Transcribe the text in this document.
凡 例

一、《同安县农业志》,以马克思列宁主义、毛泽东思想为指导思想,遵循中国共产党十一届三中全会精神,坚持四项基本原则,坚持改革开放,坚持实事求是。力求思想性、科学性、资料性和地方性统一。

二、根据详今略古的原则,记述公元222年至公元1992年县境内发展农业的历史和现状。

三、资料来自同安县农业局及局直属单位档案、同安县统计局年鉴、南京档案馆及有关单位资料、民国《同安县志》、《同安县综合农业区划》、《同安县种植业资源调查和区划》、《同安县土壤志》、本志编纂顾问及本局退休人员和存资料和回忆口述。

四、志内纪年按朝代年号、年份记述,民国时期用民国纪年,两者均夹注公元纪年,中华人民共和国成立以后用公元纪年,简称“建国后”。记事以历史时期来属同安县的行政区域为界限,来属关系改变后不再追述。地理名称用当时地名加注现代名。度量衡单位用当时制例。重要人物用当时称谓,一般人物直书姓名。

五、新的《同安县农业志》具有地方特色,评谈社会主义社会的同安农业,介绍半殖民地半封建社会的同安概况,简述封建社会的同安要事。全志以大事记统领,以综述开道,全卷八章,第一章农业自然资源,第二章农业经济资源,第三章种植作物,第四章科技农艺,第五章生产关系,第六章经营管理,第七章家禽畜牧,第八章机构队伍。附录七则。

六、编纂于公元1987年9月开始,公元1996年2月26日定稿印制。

# STATED GOAL
Using the data above, reproduce every line exactly.

# EXERCISE SOLUTION
Transcribe the text in this document.
凡 例

一、《同安县农业志》,以马克思列宁主义、毛泽东思想为指导思想,遵循中国共产党十一届三中全会精神,坚持四项基本原则,坚持改革开放,坚持实事求是。力求思想性、科学性、资料性和地方性统一。

二、根据详今略古的原则,记述公元222年至公元1992年县境内发展农业的历史和现状。

三、资料来自同安县农业局及局直属单位档案、同安县统计局年鉴、南京档案馆及有关单位资料、民国《同安县志》、《同安县综合农业区划》、《同安县种植业资源调查和区划》、《同安县土壤志》、本志编纂顾问及本局退休人员和存资料和回忆口述。

四、志内纪年按朝代年号、年份记述,民国时期用民国纪年,两者均夹注公元纪年,中华人民共和国成立以后用公元纪年,简称“建国后”。记事以历史时期来属同安县的行政区域为界限,来属关系改变后不再追述。地理名称用当时地名加注现代名。度量衡单位用当时制例。重要人物用当时称谓,一般人物直书姓名。

五、新的《同安县农业志》具有地方特色,评谈社会主义社会的同安农业,介绍半殖民地半封建社会的同安概况,简述封建社会的同安要事。全志以大事记统领,以综述开道,全卷八章,第一章农业自然资源,第二章农业经济资源,第三章种植作物,第四章科技农艺,第五章生产关系,第六章经营管理,第七章家禽畜牧,第八章机构队伍。附录七则。

六、编纂于公元1987年9月开始,公元1996年2月26日定稿印制。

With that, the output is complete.